— begin Records supplied —

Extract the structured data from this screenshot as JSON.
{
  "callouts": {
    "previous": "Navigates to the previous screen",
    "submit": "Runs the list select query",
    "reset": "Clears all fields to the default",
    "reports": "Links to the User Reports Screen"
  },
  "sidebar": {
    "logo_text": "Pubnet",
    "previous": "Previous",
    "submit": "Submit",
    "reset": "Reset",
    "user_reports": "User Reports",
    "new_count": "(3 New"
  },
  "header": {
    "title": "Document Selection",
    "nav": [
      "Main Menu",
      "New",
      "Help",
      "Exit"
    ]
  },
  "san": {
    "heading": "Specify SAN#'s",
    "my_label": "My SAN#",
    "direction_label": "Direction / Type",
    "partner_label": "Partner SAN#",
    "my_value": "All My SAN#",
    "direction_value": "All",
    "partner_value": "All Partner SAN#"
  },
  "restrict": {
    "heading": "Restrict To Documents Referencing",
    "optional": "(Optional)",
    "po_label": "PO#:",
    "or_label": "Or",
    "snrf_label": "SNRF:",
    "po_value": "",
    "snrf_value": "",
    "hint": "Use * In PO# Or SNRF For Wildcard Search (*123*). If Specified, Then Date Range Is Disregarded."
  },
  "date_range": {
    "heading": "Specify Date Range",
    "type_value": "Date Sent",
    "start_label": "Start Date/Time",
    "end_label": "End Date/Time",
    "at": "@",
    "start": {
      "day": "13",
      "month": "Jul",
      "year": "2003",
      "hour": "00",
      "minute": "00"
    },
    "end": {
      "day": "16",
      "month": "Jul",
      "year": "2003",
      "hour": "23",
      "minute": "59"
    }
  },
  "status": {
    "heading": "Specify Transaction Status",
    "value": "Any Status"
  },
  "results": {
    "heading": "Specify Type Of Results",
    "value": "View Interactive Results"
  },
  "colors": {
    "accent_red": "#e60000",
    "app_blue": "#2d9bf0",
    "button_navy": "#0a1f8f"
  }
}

— end Records supplied —

» Description of the task
Each line in the entries above that includes the string "Partner" should be extracted.

» Solution for this problem
    "partner_label": "Partner SAN#",
    "partner_value": "All Partner SAN#"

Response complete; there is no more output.